== Passage for review ==
A Story of Two Kings

Text: Luke 2:1-20


Merry Christmas! God bless you all. I’m happy to see you all here today. What better way is there to celebrate the birth of our Lord Jesus Christ than to gather with his family on the Lord’s Day?

Last week in the English Service we read Luke chapter 1, and we learned about Mary’s visit to Elizabeth. We were able to see three appropriate responses to the fact that Jesus Christ will be arriving soon. In addition, though, we were able to think about how we can respond appropriately and faithfully, knowing that Jesus Christ will be coming back again soon.

But now it’s Christmas! Many of you have already received presents. I believe the children received presents from the church last week. My family had a tradition that we would always open one gift on Christmas Eve.
===
== Material supplied ==
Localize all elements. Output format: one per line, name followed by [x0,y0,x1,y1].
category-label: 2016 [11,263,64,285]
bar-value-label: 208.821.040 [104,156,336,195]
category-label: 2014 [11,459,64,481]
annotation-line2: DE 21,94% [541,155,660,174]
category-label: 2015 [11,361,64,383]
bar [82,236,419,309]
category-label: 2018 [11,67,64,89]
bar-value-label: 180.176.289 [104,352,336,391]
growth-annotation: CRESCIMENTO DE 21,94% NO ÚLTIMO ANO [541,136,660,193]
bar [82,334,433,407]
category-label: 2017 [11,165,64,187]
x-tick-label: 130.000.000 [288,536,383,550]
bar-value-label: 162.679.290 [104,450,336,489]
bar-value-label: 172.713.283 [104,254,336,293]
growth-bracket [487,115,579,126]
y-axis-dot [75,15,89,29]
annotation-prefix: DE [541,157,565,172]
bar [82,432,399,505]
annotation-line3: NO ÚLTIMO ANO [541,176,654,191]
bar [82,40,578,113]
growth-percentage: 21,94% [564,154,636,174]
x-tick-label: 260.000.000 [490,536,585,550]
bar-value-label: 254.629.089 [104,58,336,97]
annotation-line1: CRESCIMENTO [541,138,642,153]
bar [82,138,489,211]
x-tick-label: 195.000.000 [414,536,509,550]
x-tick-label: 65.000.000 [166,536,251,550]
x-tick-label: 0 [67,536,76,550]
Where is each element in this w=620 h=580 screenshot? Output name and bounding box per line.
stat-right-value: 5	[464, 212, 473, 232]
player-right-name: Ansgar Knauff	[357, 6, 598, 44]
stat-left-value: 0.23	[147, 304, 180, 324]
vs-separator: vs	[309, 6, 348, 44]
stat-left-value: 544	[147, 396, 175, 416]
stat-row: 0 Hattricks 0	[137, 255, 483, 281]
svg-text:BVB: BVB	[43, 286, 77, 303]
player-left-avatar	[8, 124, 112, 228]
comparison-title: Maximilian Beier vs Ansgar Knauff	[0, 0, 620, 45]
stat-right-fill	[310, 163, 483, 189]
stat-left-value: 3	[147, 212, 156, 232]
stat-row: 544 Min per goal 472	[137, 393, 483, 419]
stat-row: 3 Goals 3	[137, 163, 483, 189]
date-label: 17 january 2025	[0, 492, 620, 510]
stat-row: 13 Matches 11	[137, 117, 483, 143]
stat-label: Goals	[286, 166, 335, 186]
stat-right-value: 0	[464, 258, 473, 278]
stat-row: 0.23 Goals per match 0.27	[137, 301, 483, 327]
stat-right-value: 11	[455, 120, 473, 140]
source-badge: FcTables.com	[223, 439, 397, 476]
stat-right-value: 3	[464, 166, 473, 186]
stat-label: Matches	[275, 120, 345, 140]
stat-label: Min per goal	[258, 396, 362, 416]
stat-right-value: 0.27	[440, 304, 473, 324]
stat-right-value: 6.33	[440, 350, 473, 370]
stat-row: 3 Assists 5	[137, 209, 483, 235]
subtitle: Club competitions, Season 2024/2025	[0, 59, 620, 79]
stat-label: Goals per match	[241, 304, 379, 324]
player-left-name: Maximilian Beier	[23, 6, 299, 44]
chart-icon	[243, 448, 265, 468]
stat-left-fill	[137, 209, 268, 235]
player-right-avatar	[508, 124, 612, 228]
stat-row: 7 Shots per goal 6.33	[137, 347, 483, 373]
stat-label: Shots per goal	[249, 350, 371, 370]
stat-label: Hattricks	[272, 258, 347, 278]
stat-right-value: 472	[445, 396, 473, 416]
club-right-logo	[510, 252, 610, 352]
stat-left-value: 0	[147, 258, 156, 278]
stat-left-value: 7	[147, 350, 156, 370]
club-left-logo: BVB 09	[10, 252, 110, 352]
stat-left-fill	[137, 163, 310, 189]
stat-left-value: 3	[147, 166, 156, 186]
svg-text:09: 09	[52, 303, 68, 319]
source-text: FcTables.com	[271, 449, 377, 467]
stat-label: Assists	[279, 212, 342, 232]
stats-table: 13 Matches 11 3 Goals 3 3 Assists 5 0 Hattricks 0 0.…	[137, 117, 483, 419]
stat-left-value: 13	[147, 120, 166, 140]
===
- _Tasks and exercises_
1. Reproduce a part of the Christmas sermon, starting with "A Story of Two" and going on through "on Christmas Eve.".
2. In the Christmas sermon, what reason is given for thinking about how to respond appropriately and faithfully to Jesus Christ?
3. Carry on the Christmas sermon from its last sentence.
The items can be set aside; nothing here depends on them.

- _Results for the exercise_
1.
A Story of Two Kings

Text: Luke 2:1-20


Merry Christmas! God bless you all. I’m happy to see you all here today. What better way is there to celebrate the birth of our Lord Jesus Christ than to gather with his family on the Lord’s Day?

Last week in the English Service we read Luke chapter 1, and we learned about Mary’s visit to Elizabeth. We were able to see three appropriate responses to the fact that Jesus Christ will be arriving soon. In addition, though, we were able to think about how we can respond appropriately and faithfully, knowing that Jesus Christ will be coming back again soon.

But now it’s Christmas! Many of you have already received presents. I believe the children received presents from the church last week. My family had a tradition that we would always open one gift on Christmas Eve.

2. The reason is that Jesus Christ will be coming back again soon. Reading about Mary's visit to Elizabeth had already shown three appropriate responses to his first arrival. Knowing he will return soon led them to consider how to respond in the same way now.

3.
Now it’s Christmas. In our Scripture reading today, we learn about some of the circumstances of Jesus’ birth. We will look more closely at the details of that story today, but first, I want to point out that we’re reading a story about two kings. It’s a contrast between two kings. We very briefly meet the emperor, Caesar Augustus. Then we meet a little baby, born in a manger. These are two very different stories. But as we look closer at these stories, we will learn something about ourselves, about God, and about the world God has created.


This week, I read an article from the Washington Post about humility. The headline read “Leaders are more powerful when they’re humble, new research shows.” The author was making the point that when we think of humility, we often think about humiliation or low self-worth or low self-esteem. When in reality, humility has more to do with having a more realistic sense of our own limitations.

According to the studies in the article, people who displayed arrogance were more likely to quickly skim over new information, even if it conflicted with their prior understanding, and they would insist they were right, even when given information that showed them to be wrong.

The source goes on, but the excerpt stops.